Exercise details
Give back all the data exactly, line by line.

Provided data
╭──

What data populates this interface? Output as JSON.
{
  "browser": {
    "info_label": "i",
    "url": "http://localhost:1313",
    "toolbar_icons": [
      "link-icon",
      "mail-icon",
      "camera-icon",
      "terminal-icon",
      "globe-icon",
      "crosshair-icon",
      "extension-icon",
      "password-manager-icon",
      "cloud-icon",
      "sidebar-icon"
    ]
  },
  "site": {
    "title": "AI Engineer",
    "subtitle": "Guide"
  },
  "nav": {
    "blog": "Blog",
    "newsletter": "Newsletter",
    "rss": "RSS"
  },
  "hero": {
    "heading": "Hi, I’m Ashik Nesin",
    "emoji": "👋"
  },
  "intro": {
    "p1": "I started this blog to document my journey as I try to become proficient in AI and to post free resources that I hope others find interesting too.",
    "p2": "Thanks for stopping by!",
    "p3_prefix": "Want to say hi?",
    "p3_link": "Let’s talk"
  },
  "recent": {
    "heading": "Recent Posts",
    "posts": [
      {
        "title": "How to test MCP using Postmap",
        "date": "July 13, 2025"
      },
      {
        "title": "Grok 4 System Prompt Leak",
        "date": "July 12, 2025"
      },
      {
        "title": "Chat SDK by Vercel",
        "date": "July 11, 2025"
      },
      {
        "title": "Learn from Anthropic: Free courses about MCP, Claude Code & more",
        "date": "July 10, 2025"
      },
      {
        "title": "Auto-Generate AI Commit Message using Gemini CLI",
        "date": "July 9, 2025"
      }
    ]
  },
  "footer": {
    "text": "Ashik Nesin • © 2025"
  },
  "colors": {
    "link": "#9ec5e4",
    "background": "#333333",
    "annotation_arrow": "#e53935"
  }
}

╰──

Finished answer
What data populates this interface? Output as JSON.
{
  "browser": {
    "info_label": "i",
    "url": "http://localhost:1313",
    "toolbar_icons": [
      "link-icon",
      "mail-icon",
      "camera-icon",
      "terminal-icon",
      "globe-icon",
      "crosshair-icon",
      "extension-icon",
      "password-manager-icon",
      "cloud-icon",
      "sidebar-icon"
    ]
  },
  "site": {
    "title": "AI Engineer",
    "subtitle": "Guide"
  },
  "nav": {
    "blog": "Blog",
    "newsletter": "Newsletter",
    "rss": "RSS"
  },
  "hero": {
    "heading": "Hi, I’m Ashik Nesin",
    "emoji": "👋"
  },
  "intro": {
    "p1": "I started this blog to document my journey as I try to become proficient in AI and to post free resources that I hope others find interesting too.",
    "p2": "Thanks for stopping by!",
    "p3_prefix": "Want to say hi?",
    "p3_link": "Let’s talk"
  },
  "recent": {
    "heading": "Recent Posts",
    "posts": [
      {
        "title": "How to test MCP using Postmap",
        "date": "July 13, 2025"
      },
      {
        "title": "Grok 4 System Prompt Leak",
        "date": "July 12, 2025"
      },
      {
        "title": "Chat SDK by Vercel",
        "date": "July 11, 2025"
      },
      {
        "title": "Learn from Anthropic: Free courses about MCP, Claude Code & more",
        "date": "July 10, 2025"
      },
      {
        "title": "Auto-Generate AI Commit Message using Gemini CLI",
        "date": "July 9, 2025"
      }
    ]
  },
  "footer": {
    "text": "Ashik Nesin • © 2025"
  },
  "colors": {
    "link": "#9ec5e4",
    "background": "#333333",
    "annotation_arrow": "#e53935"
  }
}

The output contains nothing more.